#### Problem details:
Would you quote every entry exactly, dropping only the pictures?

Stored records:
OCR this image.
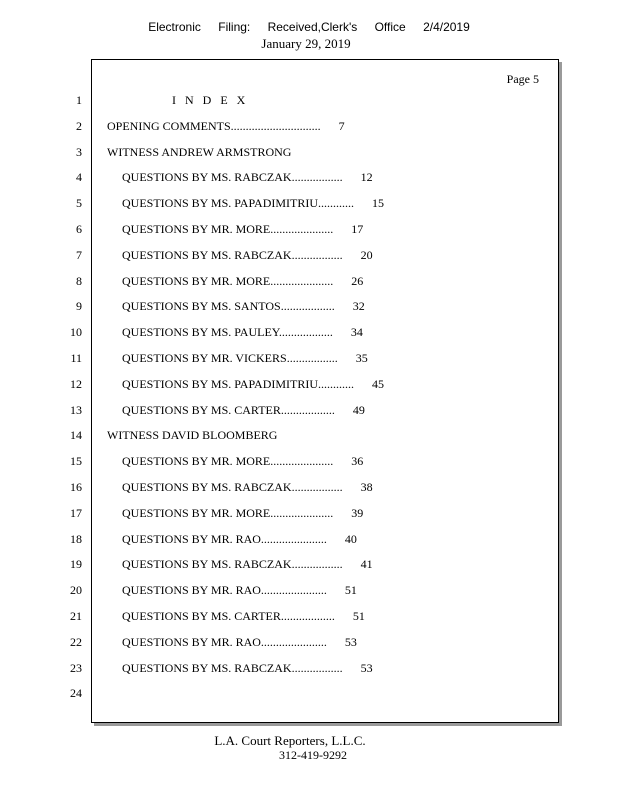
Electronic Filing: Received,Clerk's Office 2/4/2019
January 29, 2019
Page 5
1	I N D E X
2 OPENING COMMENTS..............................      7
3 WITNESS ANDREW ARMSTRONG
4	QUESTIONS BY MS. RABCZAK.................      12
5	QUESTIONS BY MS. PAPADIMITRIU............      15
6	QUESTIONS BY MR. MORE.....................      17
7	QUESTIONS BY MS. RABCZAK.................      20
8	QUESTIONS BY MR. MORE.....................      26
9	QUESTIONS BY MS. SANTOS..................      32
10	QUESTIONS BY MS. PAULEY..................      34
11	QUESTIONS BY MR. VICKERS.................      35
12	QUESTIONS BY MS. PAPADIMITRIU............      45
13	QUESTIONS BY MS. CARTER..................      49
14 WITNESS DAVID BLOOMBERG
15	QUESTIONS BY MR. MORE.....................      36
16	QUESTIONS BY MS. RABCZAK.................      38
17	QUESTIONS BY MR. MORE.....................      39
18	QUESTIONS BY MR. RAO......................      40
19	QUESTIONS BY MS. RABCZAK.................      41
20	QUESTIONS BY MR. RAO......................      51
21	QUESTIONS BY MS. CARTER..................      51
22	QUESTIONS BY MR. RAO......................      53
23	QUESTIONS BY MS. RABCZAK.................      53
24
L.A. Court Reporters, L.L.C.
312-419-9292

#### Output below:
OCR this image.
Electronic Filing: Received,Clerk's Office 2/4/2019
January 29, 2019
Page 5
1	I N D E X
2 OPENING COMMENTS..............................      7
3 WITNESS ANDREW ARMSTRONG
4	QUESTIONS BY MS. RABCZAK.................      12
5	QUESTIONS BY MS. PAPADIMITRIU............      15
6	QUESTIONS BY MR. MORE.....................      17
7	QUESTIONS BY MS. RABCZAK.................      20
8	QUESTIONS BY MR. MORE.....................      26
9	QUESTIONS BY MS. SANTOS..................      32
10	QUESTIONS BY MS. PAULEY..................      34
11	QUESTIONS BY MR. VICKERS.................      35
12	QUESTIONS BY MS. PAPADIMITRIU............      45
13	QUESTIONS BY MS. CARTER..................      49
14 WITNESS DAVID BLOOMBERG
15	QUESTIONS BY MR. MORE.....................      36
16	QUESTIONS BY MS. RABCZAK.................      38
17	QUESTIONS BY MR. MORE.....................      39
18	QUESTIONS BY MR. RAO......................      40
19	QUESTIONS BY MS. RABCZAK.................      41
20	QUESTIONS BY MR. RAO......................      51
21	QUESTIONS BY MS. CARTER..................      51
22	QUESTIONS BY MR. RAO......................      53
23	QUESTIONS BY MS. RABCZAK.................      53
24
L.A. Court Reporters, L.L.C.
312-419-9292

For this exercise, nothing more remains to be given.